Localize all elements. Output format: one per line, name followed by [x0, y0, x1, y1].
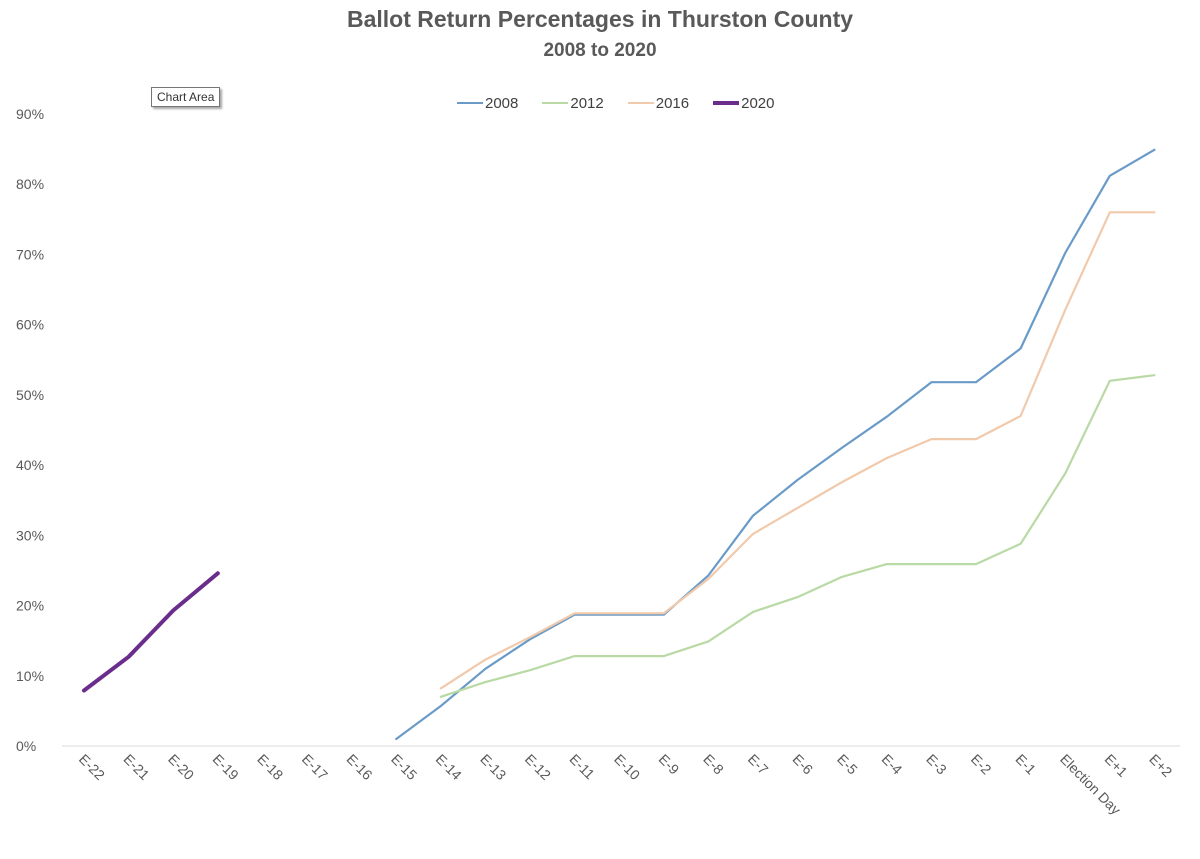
y-tick-label: 0% — [16, 738, 36, 754]
y-tick-label: 50% — [16, 387, 44, 403]
legend-item-2008[interactable]: 2008 — [457, 95, 518, 112]
x-tick-label: E-16 — [343, 751, 375, 783]
x-tick-label: E-18 — [254, 751, 286, 783]
x-tick-label: E-15 — [388, 751, 420, 783]
y-tick-label: 30% — [16, 527, 44, 543]
y-tick-label: 20% — [16, 598, 44, 614]
x-tick-label: E-5 — [834, 751, 861, 778]
series-line-2020[interactable] — [82, 571, 220, 693]
x-tick-label: E-10 — [611, 751, 643, 783]
x-tick-label: E-1 — [1012, 751, 1039, 778]
legend-item-2016[interactable]: 2016 — [627, 94, 690, 112]
x-tick-label: E-20 — [165, 751, 197, 783]
chart-legend[interactable]: 2008 2012 2016 2020 — [457, 93, 799, 113]
legend-item-2012[interactable]: 2012 — [542, 94, 604, 112]
series-line-2012[interactable] — [439, 374, 1156, 698]
y-tick-label: 90% — [16, 106, 44, 122]
series-lines — [82, 148, 1156, 741]
y-tick-label: 40% — [16, 457, 44, 473]
x-tick-label: E-17 — [299, 751, 331, 783]
y-tick-label: 70% — [16, 246, 44, 262]
y-axis-tick-labels: 0% 10% 20% 30% 40% 50% 60% 70% 80% 90% — [16, 106, 44, 754]
chart-area-tooltip: Chart Area — [151, 87, 221, 107]
x-tick-label: E-19 — [210, 751, 242, 783]
x-tick-label: E-12 — [522, 751, 554, 783]
legend-swatch-2020 — [713, 101, 740, 105]
x-tick-label: E-8 — [700, 751, 727, 778]
x-tick-label: E-9 — [656, 751, 683, 778]
legend-swatch-2008 — [457, 102, 483, 104]
legend-item-2020[interactable]: 2020 — [713, 94, 775, 112]
x-tick-label: E-3 — [923, 751, 950, 778]
x-tick-label: E+1 — [1102, 751, 1131, 780]
x-tick-label: E-6 — [789, 751, 816, 778]
legend-swatch-2016 — [627, 102, 654, 104]
x-tick-label: E-21 — [120, 751, 152, 783]
legend-label-2016: 2016 — [655, 94, 690, 112]
x-tick-label: E-11 — [566, 751, 598, 783]
legend-label-2020: 2020 — [741, 94, 775, 112]
chart-title: Ballot Return Percentages in Thurston Co… — [346, 6, 854, 32]
legend-swatch-2012 — [542, 102, 569, 104]
chart-subtitle: 2008 to 2020 — [543, 40, 657, 61]
x-tick-label: E-2 — [968, 751, 995, 778]
y-tick-label: 10% — [16, 668, 44, 684]
y-tick-label: 80% — [16, 176, 44, 192]
series-line-2008[interactable] — [395, 148, 1156, 741]
x-tick-label: E-14 — [433, 751, 465, 783]
x-tick-label: E-4 — [879, 751, 906, 778]
series-line-2016[interactable] — [439, 211, 1156, 690]
x-tick-label: E-22 — [76, 751, 108, 783]
x-tick-label: E-7 — [745, 751, 772, 778]
y-tick-label: 60% — [16, 317, 44, 333]
legend-label-2012: 2012 — [570, 94, 604, 112]
x-axis-tick-labels: E-22 E-21 E-20 E-19 E-18 E-17 E-16 E-15 E-14 E-13… — [76, 751, 1176, 818]
x-tick-label: E+2 — [1146, 751, 1175, 780]
legend-label-2008: 2008 — [485, 94, 519, 112]
x-tick-label: E-13 — [477, 751, 509, 783]
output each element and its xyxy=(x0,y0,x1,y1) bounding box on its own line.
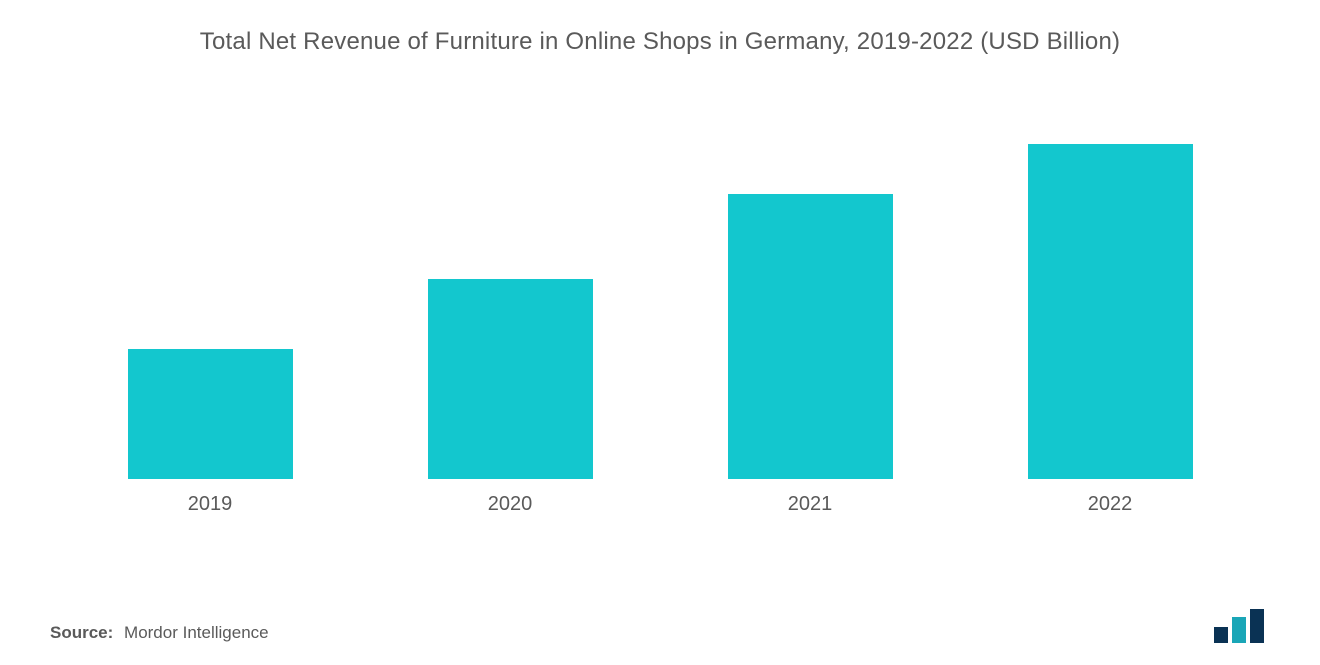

-=-=-

▸ Task to carry out: Can you put the lines in the entries above, from the line with "y-tick-label: 0% — [16, 738, 36, 754]" through the line with "x-tick-label: E-20 — [165, 751, 197, 783]" (both included), into a JSON list of strings with one string per line and no blank lines?

▸ Completed exercise:
[
  "y-tick-label: 0% — [16, 738, 36, 754]",
  "y-tick-label: 50% — [16, 387, 44, 403]",
  "legend-item-2008[interactable]: 2008 — [457, 95, 518, 112]",
  "x-tick-label: E-16 — [343, 751, 375, 783]",
  "x-tick-label: E-18 — [254, 751, 286, 783]",
  "x-tick-label: E-15 — [388, 751, 420, 783]",
  "y-tick-label: 30% — [16, 527, 44, 543]",
  "y-tick-label: 20% — [16, 598, 44, 614]",
  "x-tick-label: E-5 — [834, 751, 861, 778]",
  "series-line-2020[interactable] — [82, 571, 220, 693]",
  "x-tick-label: E-10 — [611, 751, 643, 783]",
  "x-tick-label: E-1 — [1012, 751, 1039, 778]",
  "legend-item-2016[interactable]: 2016 — [627, 94, 690, 112]",
  "x-tick-label: E-20 — [165, 751, 197, 783]"
]